=== Set task ===
Scan the data below and pick out the lines containing the word "title".

=== Information given ===
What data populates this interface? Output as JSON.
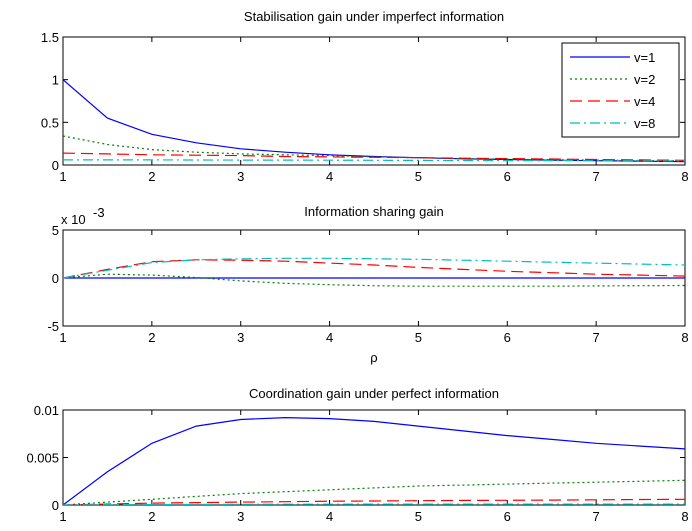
{
  "chart_data": [
    {
      "type": "line",
      "title": "Stabilisation gain under imperfect information",
      "xlabel": "",
      "ylabel": "",
      "xlim": [
        1,
        8
      ],
      "ylim": [
        0,
        1.5
      ],
      "xticks": [
        1,
        2,
        3,
        4,
        5,
        6,
        7,
        8
      ],
      "yticks": [
        0,
        0.5,
        1,
        1.5
      ],
      "ytick_labels": [
        "0",
        "0.5",
        "1",
        "1.5"
      ],
      "legend": "top-right",
      "grid": false,
      "x": [
        1,
        1.5,
        2,
        2.5,
        3,
        3.5,
        4,
        4.5,
        5,
        5.5,
        6,
        6.5,
        7,
        7.5,
        8
      ],
      "series": [
        {
          "name": "v=1",
          "color": "#0000ff",
          "dash": "solid",
          "values": [
            1.0,
            0.55,
            0.36,
            0.26,
            0.19,
            0.15,
            0.12,
            0.1,
            0.085,
            0.073,
            0.064,
            0.056,
            0.05,
            0.045,
            0.04
          ]
        },
        {
          "name": "v=2",
          "color": "#008000",
          "dash": "dotted",
          "values": [
            0.34,
            0.24,
            0.18,
            0.15,
            0.13,
            0.12,
            0.11,
            0.095,
            0.085,
            0.075,
            0.068,
            0.062,
            0.057,
            0.053,
            0.05
          ]
        },
        {
          "name": "v=4",
          "color": "#ff0000",
          "dash": "dashed",
          "values": [
            0.14,
            0.13,
            0.12,
            0.115,
            0.11,
            0.1,
            0.095,
            0.09,
            0.085,
            0.08,
            0.075,
            0.07,
            0.065,
            0.06,
            0.055
          ]
        },
        {
          "name": "v=8",
          "color": "#00bfbf",
          "dash": "dashdot",
          "values": [
            0.06,
            0.06,
            0.06,
            0.059,
            0.058,
            0.057,
            0.056,
            0.055,
            0.054,
            0.053,
            0.052,
            0.051,
            0.05,
            0.049,
            0.048
          ]
        }
      ]
    },
    {
      "type": "line",
      "title": "Information sharing gain",
      "xlabel": "ρ",
      "ylabel": "",
      "yexponent_label": "x 10",
      "yexponent_power": "-3",
      "xlim": [
        1,
        8
      ],
      "ylim": [
        -5,
        5
      ],
      "xticks": [
        1,
        2,
        3,
        4,
        5,
        6,
        7,
        8
      ],
      "yticks": [
        -5,
        0,
        5
      ],
      "ytick_labels": [
        "-5",
        "0",
        "5"
      ],
      "grid": false,
      "x": [
        1,
        1.5,
        2,
        2.5,
        3,
        3.5,
        4,
        4.5,
        5,
        5.5,
        6,
        6.5,
        7,
        7.5,
        8
      ],
      "series": [
        {
          "color": "#0000ff",
          "dash": "solid",
          "values": [
            0,
            0,
            0,
            0,
            0,
            0,
            0,
            0,
            0,
            0,
            0,
            0,
            0,
            0,
            0
          ]
        },
        {
          "color": "#008000",
          "dash": "dotted",
          "values": [
            0,
            0.4,
            0.3,
            0.05,
            -0.3,
            -0.55,
            -0.7,
            -0.8,
            -0.85,
            -0.85,
            -0.85,
            -0.85,
            -0.82,
            -0.8,
            -0.78
          ]
        },
        {
          "color": "#ff0000",
          "dash": "dashed",
          "values": [
            0,
            0.9,
            1.7,
            1.9,
            1.85,
            1.75,
            1.55,
            1.35,
            1.1,
            0.9,
            0.7,
            0.55,
            0.4,
            0.3,
            0.2
          ]
        },
        {
          "color": "#00bfbf",
          "dash": "dashdot",
          "values": [
            0,
            0.8,
            1.6,
            1.9,
            2.0,
            2.05,
            2.05,
            2.0,
            1.95,
            1.85,
            1.75,
            1.65,
            1.55,
            1.45,
            1.35
          ]
        }
      ]
    },
    {
      "type": "line",
      "title": "Coordination gain under perfect information",
      "xlabel": "",
      "ylabel": "",
      "xlim": [
        1,
        8
      ],
      "ylim": [
        0,
        0.01
      ],
      "xticks": [
        1,
        2,
        3,
        4,
        5,
        6,
        7,
        8
      ],
      "yticks": [
        0,
        0.005,
        0.01
      ],
      "ytick_labels": [
        "0",
        "0.005",
        "0.01"
      ],
      "grid": false,
      "x": [
        1,
        1.5,
        2,
        2.5,
        3,
        3.5,
        4,
        4.5,
        5,
        5.5,
        6,
        6.5,
        7,
        7.5,
        8
      ],
      "series": [
        {
          "color": "#0000ff",
          "dash": "solid",
          "values": [
            0,
            0.0035,
            0.0065,
            0.0083,
            0.009,
            0.0092,
            0.0091,
            0.0088,
            0.0083,
            0.0078,
            0.0073,
            0.0069,
            0.0065,
            0.0062,
            0.0059
          ]
        },
        {
          "color": "#008000",
          "dash": "dotted",
          "values": [
            0,
            0.0003,
            0.0006,
            0.0009,
            0.0012,
            0.0014,
            0.0016,
            0.0018,
            0.002,
            0.0021,
            0.0022,
            0.0023,
            0.0024,
            0.0025,
            0.0026
          ]
        },
        {
          "color": "#ff0000",
          "dash": "dashed",
          "values": [
            0,
            0.0001,
            0.0002,
            0.00025,
            0.0003,
            0.00035,
            0.0004,
            0.00042,
            0.00045,
            0.00048,
            0.0005,
            0.00052,
            0.00055,
            0.00058,
            0.0006
          ]
        },
        {
          "color": "#00bfbf",
          "dash": "dashdot",
          "values": [
            0,
            3e-05,
            5e-05,
            6e-05,
            7e-05,
            8e-05,
            8e-05,
            9e-05,
            9e-05,
            0.0001,
            0.0001,
            0.0001,
            0.0001,
            0.0001,
            0.0001
          ]
        }
      ]
    }
  ]
}
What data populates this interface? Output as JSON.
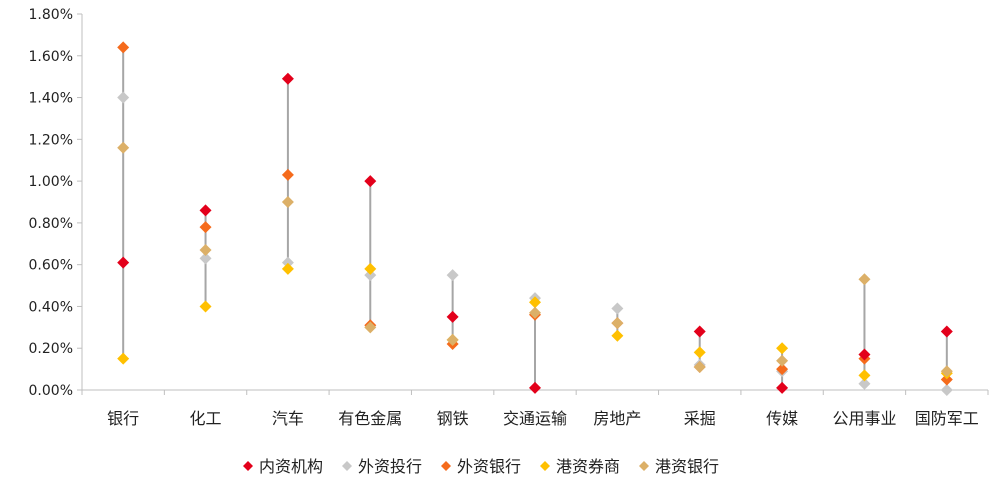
{
  "chart_data": {
    "type": "scatter",
    "title": "",
    "xlabel": "",
    "ylabel": "",
    "ylim": [
      0,
      0.018
    ],
    "y_ticks": [
      "0.00%",
      "0.20%",
      "0.40%",
      "0.60%",
      "0.80%",
      "1.00%",
      "1.20%",
      "1.40%",
      "1.60%",
      "1.80%"
    ],
    "grid": false,
    "legend_position": "bottom",
    "categories": [
      "银行",
      "化工",
      "汽车",
      "有色金属",
      "钢铁",
      "交通运输",
      "房地产",
      "采掘",
      "传媒",
      "公用事业",
      "国防军工"
    ],
    "series": [
      {
        "name": "内资机构",
        "color": "#e3001b",
        "values": [
          0.0061,
          0.0086,
          0.0149,
          0.01,
          0.0035,
          0.0001,
          null,
          0.0028,
          0.0001,
          0.0017,
          0.0028
        ]
      },
      {
        "name": "外资投行",
        "color": "#c8c8c8",
        "values": [
          0.014,
          0.0063,
          0.0061,
          0.0055,
          0.0055,
          0.0044,
          0.0039,
          0.0012,
          0.0009,
          0.0003,
          0.0
        ]
      },
      {
        "name": "外资银行",
        "color": "#f56b1c",
        "values": [
          0.0164,
          0.0078,
          0.0103,
          0.0031,
          0.0022,
          0.0036,
          0.0032,
          0.0011,
          0.001,
          0.0015,
          0.0005
        ]
      },
      {
        "name": "港资券商",
        "color": "#ffc000",
        "values": [
          0.0015,
          0.004,
          0.0058,
          0.0058,
          0.0024,
          0.0042,
          0.0026,
          0.0018,
          0.002,
          0.0007,
          0.0008
        ]
      },
      {
        "name": "港资银行",
        "color": "#dcb068",
        "values": [
          0.0116,
          0.0067,
          0.009,
          0.003,
          0.0024,
          0.0037,
          0.0032,
          0.0011,
          0.0014,
          0.0053,
          0.0009
        ]
      }
    ],
    "range_line_color": "#a6a6a6",
    "axis_color": "#bfbfbf"
  }
}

=== Full answer ===
      "title": "Stabilisation gain under imperfect information",
      "title": "Information sharing gain",
      "title": "Coordination gain under perfect information",
    "title": "",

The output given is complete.